───── EXTRACTED TEXT ─────

HOW TO READ YOUR RX
Please note that your prescription may not include all the values listed above and some boxes may be blank.
O.D. / O.S. – The OD and OS values tell you for which eye the prescription is for. “O.D.” refers to the right eye and “O.S.” refers to the left eye. On some prescriptions the right and left eyes may simply be referred to as “R” and “L”.
SPH – The spherical power is the most common value contained in almost all prescriptions and it refers to the amount of distance vision correction needed. A minus (-) sign means that the prescription if for nearsightedness (myopia) and a plus (+) sign means that the prescription is for farsightedness (hyperopia). On some prescriptions the SPH may also be referred to as “Sphere”, “Power” or “PWR”.
CYL – The Cylinder value measures the degree of astigmatism that you have and the strength needed to correct it. The higher the number, the more astigmatism you have.
AXIS – The Axis value also refers to astigmatism and tell you the orientation of the astigmatism. The Axis is displayed in degrees and is required for lenses that correct astigmatism.
B.C. – The base curve of a lens (measured in millimeters) indicates the curvature on the inside of the contact lens. This value is used for contact lenses and is not required for eyeglasses.
DIAMETER – The diameter (measured in millimeters) is the distance from one edge of the lens to the other. This value is used for contact lenses and is not required for eyeglasses.
ADD power – This value indicates the additional amount of power required to ensure clear vision at a close range and is used for for individuals with presbyopia.

───── MATERIAL SHOWN ─────

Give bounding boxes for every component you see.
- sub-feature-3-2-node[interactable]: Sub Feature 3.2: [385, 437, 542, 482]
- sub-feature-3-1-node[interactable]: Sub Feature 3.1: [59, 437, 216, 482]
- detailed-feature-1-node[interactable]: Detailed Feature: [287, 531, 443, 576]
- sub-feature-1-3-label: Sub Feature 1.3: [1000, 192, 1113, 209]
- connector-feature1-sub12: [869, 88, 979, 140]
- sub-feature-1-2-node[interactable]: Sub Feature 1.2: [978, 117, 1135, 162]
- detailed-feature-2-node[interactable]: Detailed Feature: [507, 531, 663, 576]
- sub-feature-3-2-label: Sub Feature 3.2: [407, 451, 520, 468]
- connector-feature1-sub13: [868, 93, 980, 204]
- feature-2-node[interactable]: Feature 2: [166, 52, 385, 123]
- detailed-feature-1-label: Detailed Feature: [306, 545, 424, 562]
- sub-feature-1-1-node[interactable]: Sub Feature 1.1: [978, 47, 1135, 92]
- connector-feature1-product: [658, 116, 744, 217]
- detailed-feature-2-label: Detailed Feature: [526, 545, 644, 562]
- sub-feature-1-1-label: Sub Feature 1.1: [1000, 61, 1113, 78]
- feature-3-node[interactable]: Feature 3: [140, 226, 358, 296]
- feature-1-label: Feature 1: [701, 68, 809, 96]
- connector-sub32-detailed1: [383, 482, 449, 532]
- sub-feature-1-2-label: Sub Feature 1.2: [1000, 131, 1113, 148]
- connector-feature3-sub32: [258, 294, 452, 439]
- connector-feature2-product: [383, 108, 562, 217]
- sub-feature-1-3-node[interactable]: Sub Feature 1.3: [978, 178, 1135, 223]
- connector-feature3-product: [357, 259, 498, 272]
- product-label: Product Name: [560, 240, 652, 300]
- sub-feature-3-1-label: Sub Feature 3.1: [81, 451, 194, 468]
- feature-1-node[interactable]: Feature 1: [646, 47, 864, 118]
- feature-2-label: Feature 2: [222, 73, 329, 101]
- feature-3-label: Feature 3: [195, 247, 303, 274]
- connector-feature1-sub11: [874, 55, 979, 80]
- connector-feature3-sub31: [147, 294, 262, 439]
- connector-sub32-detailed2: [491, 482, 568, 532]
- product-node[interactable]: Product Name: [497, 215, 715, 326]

─────

- [TASK 1]
Answer these questions using the guide to reading an eye prescription.
(a) Which eye does "O.S." refer to?
(b) In what unit is the base curve of a lens measured?
(c) Which value is used for individuals with presbyopia?
- [TASK 2] Write out a passage from the guide to reading an eye prescription, starting with "CYL – The Cylinder" and going on through "individuals with presbyopia.".
The entries above were taken from a different source than the text on eye prescriptions.

- [ANSWER AREA 1]
(a) The left eye.
(b) Millimeters.
(c) ADD power.

- [ANSWER AREA 2]
CYL – The Cylinder value measures the degree of astigmatism that you have and the strength needed to correct it. The higher the number, the more astigmatism you have.
AXIS – The Axis value also refers to astigmatism and tell you the orientation of the astigmatism. The Axis is displayed in degrees and is required for lenses that correct astigmatism.
B.C. – The base curve of a lens (measured in millimeters) indicates the curvature on the inside of the contact lens. This value is used for contact lenses and is not required for eyeglasses.
DIAMETER – The diameter (measured in millimeters) is the distance from one edge of the lens to the other. This value is used for contact lenses and is not required for eyeglasses.
ADD power – This value indicates the additional amount of power required to ensure clear vision at a close range and is used for for individuals with presbyopia.